GIVEN EXERCISE:
Which lines contain the string "colds"? Please list every one of them.

GIVEN ENTRIES:
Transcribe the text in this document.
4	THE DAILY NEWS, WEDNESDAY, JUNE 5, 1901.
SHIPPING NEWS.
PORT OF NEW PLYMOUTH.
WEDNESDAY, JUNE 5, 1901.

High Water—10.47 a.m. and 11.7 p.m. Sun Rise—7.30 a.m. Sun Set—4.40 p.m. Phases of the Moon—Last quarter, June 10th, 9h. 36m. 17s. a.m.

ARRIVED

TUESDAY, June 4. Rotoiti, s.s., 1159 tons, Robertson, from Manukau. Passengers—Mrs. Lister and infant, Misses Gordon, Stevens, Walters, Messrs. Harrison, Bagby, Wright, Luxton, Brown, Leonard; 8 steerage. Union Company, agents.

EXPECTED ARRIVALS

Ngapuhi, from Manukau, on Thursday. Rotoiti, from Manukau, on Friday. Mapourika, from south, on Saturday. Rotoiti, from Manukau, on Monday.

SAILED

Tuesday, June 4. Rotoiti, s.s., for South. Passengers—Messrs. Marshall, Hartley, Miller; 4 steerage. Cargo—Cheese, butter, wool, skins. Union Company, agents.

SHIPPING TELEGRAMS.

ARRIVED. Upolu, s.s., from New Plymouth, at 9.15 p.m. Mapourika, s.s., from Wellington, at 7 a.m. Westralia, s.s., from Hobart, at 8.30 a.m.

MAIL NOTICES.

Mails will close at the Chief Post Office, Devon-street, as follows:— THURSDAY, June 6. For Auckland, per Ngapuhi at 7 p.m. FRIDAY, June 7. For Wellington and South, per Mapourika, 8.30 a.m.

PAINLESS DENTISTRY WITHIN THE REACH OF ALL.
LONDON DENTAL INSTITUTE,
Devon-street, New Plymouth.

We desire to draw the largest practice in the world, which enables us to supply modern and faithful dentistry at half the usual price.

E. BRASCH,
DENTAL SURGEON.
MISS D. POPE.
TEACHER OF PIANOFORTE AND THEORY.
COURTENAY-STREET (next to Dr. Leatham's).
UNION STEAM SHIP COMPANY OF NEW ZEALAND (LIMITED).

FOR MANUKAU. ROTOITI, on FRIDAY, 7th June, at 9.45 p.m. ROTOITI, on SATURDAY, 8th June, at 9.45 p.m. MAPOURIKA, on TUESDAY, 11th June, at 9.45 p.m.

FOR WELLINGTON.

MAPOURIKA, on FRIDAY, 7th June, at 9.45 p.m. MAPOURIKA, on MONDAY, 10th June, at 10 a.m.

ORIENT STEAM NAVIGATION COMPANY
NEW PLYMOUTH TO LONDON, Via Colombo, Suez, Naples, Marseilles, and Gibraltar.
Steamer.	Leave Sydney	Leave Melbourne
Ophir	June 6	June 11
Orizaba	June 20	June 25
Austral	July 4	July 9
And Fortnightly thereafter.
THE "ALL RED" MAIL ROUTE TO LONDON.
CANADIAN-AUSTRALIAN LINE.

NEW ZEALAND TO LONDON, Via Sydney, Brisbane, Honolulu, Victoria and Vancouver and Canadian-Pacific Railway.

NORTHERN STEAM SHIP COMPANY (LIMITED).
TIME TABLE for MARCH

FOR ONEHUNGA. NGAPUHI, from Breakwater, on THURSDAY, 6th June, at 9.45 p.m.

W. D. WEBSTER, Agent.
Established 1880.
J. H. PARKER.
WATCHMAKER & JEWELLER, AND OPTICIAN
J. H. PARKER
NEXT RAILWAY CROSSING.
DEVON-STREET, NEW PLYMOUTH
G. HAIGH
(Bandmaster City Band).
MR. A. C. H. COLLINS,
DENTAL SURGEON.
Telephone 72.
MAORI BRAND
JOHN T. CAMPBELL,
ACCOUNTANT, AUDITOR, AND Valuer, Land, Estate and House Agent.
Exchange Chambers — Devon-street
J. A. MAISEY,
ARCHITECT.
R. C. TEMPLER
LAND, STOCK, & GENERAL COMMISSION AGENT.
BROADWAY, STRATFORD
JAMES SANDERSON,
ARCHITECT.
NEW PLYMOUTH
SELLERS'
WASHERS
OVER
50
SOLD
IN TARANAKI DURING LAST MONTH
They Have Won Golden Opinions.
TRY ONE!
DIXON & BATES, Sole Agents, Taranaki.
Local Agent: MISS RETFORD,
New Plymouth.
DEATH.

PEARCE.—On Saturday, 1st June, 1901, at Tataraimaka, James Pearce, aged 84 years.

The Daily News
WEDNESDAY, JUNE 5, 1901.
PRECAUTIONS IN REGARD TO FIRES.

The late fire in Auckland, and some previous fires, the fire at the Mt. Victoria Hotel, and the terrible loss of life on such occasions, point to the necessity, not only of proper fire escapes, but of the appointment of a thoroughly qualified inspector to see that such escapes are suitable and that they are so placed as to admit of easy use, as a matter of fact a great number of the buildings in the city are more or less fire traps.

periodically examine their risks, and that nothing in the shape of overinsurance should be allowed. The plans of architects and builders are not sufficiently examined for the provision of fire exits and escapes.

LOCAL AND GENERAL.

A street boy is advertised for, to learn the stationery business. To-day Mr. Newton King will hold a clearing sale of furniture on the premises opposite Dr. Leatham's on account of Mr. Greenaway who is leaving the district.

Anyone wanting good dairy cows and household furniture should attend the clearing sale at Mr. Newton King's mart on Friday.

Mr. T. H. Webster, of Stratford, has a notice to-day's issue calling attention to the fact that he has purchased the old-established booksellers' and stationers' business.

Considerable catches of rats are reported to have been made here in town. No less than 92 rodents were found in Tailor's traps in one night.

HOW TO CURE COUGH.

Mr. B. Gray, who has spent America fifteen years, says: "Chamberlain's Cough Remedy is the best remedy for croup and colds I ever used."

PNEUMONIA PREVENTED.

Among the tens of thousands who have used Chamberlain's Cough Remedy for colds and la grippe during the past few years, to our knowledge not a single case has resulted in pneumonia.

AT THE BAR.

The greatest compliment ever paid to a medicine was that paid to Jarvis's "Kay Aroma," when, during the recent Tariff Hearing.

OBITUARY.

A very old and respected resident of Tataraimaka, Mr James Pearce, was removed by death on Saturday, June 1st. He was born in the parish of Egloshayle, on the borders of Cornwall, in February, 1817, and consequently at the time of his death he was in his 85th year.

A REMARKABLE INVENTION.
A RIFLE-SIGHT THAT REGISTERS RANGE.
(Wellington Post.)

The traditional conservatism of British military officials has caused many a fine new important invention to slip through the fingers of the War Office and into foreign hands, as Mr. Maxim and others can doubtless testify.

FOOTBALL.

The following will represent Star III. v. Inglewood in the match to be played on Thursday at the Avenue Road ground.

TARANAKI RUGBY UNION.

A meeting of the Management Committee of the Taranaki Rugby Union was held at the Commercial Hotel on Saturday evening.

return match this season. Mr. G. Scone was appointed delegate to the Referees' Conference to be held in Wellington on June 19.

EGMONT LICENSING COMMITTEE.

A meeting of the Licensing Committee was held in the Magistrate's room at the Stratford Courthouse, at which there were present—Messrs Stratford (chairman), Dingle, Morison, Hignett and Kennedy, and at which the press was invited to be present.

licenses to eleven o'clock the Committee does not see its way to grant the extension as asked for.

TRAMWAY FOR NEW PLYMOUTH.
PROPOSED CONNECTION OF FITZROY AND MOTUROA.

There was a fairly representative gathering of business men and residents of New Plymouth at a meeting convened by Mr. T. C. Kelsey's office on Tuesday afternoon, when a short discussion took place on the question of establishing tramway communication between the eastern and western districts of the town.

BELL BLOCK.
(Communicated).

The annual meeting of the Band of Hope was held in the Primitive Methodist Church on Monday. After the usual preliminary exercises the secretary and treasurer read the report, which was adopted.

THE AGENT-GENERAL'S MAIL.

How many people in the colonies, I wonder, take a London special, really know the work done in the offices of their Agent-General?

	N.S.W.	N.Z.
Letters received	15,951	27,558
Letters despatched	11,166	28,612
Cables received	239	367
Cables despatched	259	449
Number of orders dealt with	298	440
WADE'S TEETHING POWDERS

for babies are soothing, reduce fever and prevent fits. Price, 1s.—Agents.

SOLUTION FOR THIS TASK:
Mr. B. Gray, who has spent America fifteen years, says: "Chamberlain's Cough Remedy is the best remedy for croup and colds I ever used."
Among the tens of thousands who have used Chamberlain's Cough Remedy for colds and la grippe during the past few years, to our knowledge not a single case has resulted in pneumonia.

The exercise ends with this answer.